» Data records

--- START ---

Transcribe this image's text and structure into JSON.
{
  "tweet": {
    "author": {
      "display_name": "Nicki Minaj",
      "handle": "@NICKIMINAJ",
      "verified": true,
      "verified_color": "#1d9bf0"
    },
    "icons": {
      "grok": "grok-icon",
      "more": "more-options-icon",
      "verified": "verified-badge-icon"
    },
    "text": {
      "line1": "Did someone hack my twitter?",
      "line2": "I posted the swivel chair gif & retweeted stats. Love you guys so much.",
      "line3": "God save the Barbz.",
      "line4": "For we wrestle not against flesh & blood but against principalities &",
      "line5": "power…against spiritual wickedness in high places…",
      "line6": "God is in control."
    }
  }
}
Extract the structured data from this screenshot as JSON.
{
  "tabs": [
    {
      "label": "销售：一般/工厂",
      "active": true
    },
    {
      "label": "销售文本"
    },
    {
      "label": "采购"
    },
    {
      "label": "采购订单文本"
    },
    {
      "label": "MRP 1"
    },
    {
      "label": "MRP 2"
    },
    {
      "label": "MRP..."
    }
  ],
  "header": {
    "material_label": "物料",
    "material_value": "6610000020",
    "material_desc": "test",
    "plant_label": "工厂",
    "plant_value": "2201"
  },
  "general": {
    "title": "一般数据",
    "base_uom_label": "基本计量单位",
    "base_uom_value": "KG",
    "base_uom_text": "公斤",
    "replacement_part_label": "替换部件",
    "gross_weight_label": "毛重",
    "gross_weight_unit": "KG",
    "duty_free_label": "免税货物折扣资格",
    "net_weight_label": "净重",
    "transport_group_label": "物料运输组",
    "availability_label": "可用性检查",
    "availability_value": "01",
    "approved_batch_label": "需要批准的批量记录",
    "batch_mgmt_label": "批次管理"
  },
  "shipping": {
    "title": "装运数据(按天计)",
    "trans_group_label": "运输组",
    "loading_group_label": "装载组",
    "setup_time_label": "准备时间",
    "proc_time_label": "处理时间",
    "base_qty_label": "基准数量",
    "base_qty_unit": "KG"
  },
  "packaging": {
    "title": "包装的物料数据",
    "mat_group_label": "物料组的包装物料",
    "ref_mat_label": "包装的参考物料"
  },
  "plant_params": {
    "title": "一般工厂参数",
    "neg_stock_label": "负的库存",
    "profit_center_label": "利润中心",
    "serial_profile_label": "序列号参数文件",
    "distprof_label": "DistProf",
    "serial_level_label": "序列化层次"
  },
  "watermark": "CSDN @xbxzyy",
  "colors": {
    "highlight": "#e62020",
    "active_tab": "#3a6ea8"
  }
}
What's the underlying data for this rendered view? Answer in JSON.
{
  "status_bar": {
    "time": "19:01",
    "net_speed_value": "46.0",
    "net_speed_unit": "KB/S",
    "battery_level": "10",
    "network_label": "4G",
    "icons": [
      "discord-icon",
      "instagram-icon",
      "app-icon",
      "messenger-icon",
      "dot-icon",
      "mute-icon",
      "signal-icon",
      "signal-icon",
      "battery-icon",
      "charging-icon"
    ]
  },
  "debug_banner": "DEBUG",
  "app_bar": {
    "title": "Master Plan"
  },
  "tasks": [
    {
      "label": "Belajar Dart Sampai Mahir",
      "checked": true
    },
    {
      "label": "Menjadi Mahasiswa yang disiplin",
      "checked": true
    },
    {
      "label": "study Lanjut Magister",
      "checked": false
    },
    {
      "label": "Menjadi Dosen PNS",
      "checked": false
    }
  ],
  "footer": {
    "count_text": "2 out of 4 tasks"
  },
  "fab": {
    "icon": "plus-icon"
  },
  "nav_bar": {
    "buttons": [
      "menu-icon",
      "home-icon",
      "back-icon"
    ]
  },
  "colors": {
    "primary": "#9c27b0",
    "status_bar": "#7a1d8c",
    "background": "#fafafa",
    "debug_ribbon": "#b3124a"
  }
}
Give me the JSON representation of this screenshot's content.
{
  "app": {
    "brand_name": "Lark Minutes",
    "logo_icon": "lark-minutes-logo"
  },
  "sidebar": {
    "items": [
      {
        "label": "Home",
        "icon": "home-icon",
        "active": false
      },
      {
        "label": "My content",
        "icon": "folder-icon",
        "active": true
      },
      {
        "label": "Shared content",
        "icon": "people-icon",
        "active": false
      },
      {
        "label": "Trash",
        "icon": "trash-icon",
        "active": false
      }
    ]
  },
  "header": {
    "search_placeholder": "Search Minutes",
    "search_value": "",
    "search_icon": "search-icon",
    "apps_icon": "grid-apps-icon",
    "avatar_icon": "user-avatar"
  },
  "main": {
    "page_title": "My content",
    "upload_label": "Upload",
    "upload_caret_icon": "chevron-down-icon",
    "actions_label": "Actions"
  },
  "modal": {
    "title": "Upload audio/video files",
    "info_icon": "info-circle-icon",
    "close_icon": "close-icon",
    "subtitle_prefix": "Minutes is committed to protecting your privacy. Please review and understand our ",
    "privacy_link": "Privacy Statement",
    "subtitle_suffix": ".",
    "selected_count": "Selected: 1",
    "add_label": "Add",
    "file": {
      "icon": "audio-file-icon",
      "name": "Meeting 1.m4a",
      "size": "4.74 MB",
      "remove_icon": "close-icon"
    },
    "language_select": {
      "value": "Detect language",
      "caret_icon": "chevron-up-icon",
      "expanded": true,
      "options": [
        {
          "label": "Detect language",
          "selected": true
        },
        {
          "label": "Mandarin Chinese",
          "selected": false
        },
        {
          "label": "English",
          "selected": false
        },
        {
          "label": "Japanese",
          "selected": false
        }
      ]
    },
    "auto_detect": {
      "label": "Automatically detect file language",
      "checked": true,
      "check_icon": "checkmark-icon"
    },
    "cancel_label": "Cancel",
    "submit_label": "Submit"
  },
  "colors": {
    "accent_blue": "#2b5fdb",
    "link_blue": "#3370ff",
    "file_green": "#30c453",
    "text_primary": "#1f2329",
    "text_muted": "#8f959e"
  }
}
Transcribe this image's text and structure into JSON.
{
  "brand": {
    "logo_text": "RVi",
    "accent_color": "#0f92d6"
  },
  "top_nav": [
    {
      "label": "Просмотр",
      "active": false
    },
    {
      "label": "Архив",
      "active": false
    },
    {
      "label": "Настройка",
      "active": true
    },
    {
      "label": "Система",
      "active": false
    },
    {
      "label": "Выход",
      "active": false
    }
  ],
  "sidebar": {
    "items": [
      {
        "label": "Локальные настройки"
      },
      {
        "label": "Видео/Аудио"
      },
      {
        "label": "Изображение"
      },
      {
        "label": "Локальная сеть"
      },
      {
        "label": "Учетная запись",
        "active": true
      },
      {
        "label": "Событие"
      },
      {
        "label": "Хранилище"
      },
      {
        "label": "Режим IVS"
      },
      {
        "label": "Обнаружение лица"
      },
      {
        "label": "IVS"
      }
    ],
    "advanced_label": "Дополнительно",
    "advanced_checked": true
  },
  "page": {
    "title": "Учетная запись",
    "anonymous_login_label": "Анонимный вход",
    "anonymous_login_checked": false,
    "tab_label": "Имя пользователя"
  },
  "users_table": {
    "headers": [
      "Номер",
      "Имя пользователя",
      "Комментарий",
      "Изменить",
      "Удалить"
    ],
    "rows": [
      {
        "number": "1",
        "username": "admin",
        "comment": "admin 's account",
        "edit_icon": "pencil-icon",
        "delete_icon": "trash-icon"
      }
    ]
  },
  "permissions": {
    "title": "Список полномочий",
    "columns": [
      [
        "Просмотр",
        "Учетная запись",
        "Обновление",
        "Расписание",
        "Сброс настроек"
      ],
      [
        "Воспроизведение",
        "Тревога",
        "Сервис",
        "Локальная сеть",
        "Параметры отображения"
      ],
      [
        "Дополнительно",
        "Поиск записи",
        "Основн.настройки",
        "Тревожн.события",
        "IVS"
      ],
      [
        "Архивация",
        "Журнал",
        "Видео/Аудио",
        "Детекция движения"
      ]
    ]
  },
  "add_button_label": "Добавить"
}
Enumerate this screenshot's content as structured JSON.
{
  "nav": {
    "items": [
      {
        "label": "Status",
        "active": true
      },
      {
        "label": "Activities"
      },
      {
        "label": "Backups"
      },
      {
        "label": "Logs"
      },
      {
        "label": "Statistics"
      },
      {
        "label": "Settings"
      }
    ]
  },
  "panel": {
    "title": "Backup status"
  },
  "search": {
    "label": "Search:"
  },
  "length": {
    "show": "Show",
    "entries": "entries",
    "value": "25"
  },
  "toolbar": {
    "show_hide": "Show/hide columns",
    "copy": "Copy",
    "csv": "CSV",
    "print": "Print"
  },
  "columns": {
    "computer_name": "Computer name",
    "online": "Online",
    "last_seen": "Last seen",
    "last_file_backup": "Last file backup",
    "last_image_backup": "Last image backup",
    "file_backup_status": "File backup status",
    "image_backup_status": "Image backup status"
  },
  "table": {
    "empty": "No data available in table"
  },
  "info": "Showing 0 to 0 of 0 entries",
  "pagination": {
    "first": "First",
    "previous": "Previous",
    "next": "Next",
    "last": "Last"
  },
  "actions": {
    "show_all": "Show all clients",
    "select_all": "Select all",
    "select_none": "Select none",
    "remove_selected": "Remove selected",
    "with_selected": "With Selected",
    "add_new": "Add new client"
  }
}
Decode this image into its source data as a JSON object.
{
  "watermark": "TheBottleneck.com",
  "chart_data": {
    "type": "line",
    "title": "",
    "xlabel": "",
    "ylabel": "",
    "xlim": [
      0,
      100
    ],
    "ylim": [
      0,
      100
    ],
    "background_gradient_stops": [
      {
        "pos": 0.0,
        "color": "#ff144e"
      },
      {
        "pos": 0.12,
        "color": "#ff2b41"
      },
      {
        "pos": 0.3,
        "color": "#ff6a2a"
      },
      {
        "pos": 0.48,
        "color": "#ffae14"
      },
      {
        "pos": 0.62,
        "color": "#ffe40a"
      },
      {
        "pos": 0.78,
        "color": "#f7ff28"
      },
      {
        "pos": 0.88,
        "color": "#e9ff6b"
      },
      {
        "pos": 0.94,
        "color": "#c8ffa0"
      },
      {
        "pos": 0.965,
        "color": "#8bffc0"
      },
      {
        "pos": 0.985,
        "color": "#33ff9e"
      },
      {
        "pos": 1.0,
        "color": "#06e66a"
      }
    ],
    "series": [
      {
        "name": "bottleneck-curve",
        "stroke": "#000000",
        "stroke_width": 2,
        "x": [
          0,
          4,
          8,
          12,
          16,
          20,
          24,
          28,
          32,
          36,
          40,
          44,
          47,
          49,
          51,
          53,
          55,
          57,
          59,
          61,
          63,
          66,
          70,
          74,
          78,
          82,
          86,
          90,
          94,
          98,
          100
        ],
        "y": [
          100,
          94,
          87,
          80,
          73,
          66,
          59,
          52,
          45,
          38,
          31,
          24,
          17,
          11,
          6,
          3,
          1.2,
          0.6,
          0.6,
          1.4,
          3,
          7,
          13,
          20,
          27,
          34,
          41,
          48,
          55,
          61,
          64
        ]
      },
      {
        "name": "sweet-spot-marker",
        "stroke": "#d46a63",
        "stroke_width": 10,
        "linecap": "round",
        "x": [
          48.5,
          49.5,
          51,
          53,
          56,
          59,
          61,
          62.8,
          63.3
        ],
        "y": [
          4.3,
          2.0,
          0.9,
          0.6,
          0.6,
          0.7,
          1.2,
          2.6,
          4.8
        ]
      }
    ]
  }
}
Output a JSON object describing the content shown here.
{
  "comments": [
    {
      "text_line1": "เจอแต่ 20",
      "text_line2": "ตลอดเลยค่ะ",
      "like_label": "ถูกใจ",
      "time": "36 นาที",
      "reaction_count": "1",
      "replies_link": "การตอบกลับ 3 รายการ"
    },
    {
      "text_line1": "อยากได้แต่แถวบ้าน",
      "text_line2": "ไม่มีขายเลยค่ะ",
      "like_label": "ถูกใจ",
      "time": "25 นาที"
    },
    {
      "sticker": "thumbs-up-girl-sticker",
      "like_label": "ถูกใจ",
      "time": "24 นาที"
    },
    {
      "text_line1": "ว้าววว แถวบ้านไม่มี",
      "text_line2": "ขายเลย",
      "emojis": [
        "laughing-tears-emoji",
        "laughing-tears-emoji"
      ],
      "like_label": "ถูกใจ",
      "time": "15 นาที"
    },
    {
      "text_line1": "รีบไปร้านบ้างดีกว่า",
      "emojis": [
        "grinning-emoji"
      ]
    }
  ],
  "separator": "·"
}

--- END ---

» WHAT TO PRODUCE
Locate the line with "Output a JSON" in the entries above; extract it and every line after it, verbatim.

» EXPECTED ANSWER
Output a JSON object describing the content shown here.
{
  "comments": [
    {
      "text_line1": "เจอแต่ 20",
      "text_line2": "ตลอดเลยค่ะ",
      "like_label": "ถูกใจ",
      "time": "36 นาที",
      "reaction_count": "1",
      "replies_link": "การตอบกลับ 3 รายการ"
    },
    {
      "text_line1": "อยากได้แต่แถวบ้าน",
      "text_line2": "ไม่มีขายเลยค่ะ",
      "like_label": "ถูกใจ",
      "time": "25 นาที"
    },
    {
      "sticker": "thumbs-up-girl-sticker",
      "like_label": "ถูกใจ",
      "time": "24 นาที"
    },
    {
      "text_line1": "ว้าววว แถวบ้านไม่มี",
      "text_line2": "ขายเลย",
      "emojis": [
        "laughing-tears-emoji",
        "laughing-tears-emoji"
      ],
      "like_label": "ถูกใจ",
      "time": "15 นาที"
    },
    {
      "text_line1": "รีบไปร้านบ้างดีกว่า",
      "emojis": [
        "grinning-emoji"
      ]
    }
  ],
  "separator": "·"
}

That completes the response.